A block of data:

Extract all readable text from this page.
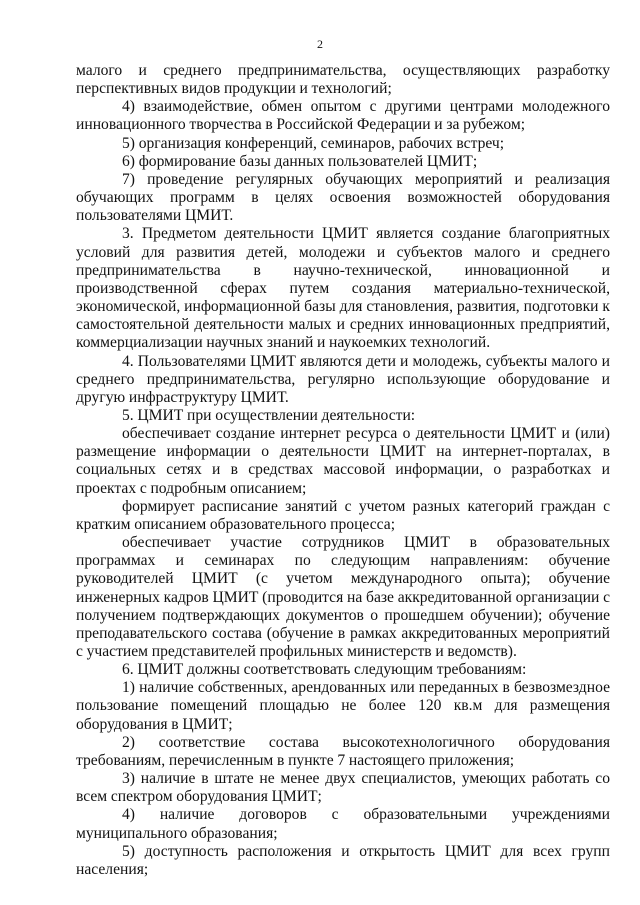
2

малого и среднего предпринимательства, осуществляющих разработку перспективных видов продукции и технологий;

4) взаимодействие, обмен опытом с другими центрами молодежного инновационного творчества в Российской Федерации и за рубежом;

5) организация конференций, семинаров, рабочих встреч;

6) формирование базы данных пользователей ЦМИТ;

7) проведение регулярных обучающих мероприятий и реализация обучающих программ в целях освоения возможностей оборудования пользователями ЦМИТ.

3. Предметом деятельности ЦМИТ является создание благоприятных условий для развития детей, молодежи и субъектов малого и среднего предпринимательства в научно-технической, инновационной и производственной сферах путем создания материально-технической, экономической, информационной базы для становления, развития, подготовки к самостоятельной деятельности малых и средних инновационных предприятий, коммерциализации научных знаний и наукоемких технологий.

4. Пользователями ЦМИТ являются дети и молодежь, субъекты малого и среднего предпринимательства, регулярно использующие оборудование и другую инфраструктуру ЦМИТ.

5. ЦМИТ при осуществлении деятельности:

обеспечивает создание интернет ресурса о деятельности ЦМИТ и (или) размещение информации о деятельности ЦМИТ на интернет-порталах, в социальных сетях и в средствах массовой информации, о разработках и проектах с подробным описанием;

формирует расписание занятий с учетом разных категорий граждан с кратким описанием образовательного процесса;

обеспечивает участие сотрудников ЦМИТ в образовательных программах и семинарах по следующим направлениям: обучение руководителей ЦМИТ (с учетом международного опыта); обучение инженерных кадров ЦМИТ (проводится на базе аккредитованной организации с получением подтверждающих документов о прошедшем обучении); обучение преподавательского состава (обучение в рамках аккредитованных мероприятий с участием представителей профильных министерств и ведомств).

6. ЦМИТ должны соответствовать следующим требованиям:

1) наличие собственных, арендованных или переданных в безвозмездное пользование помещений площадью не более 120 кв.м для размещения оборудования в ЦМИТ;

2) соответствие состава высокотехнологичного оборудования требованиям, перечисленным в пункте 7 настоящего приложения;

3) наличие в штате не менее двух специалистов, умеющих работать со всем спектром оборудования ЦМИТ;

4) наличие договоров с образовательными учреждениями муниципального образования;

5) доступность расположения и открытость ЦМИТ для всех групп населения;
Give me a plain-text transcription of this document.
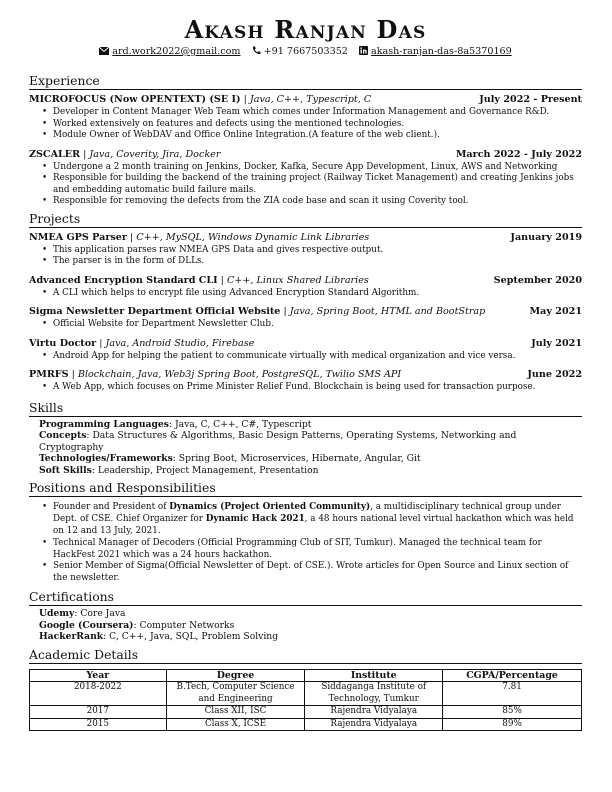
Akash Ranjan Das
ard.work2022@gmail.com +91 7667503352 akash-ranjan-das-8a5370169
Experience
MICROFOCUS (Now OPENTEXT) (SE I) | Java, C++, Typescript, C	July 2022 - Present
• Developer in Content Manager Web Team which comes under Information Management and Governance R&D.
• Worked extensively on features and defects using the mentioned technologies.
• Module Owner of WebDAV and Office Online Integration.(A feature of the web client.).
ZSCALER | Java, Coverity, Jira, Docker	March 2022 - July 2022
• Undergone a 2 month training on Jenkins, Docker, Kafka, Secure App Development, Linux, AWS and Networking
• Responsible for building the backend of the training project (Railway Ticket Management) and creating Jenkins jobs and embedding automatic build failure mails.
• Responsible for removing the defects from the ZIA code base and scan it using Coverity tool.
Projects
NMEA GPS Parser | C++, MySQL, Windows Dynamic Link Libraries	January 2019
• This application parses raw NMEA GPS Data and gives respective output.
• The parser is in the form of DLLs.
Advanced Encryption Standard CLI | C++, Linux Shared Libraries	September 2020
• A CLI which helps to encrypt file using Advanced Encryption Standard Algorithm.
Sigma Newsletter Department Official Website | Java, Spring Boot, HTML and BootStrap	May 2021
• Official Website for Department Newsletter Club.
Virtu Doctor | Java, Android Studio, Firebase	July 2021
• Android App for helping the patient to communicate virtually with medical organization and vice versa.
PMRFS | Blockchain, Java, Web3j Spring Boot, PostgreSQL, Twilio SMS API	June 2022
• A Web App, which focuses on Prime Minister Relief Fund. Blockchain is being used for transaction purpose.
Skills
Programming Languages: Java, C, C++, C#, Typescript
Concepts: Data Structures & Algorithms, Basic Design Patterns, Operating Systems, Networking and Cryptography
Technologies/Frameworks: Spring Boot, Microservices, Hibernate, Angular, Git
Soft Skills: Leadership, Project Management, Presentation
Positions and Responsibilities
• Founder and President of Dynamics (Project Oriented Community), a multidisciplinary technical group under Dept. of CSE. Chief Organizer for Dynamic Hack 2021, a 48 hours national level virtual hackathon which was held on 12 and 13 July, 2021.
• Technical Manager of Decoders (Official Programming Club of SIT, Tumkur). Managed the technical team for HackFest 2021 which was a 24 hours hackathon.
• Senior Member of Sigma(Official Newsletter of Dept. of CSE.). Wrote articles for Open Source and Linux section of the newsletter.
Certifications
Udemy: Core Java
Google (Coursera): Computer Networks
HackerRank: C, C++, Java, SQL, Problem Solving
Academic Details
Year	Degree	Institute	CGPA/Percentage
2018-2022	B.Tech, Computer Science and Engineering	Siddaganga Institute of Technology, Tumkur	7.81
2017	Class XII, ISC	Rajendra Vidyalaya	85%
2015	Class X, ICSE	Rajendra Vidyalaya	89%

**PROBLEM TO SOLVE**
From the data above, show each line that contains "NMEA".

**REPLY**
NMEA GPS Parser | C++, MySQL, Windows Dynamic Link Libraries	January 2019
• This application parses raw NMEA GPS Data and gives respective output.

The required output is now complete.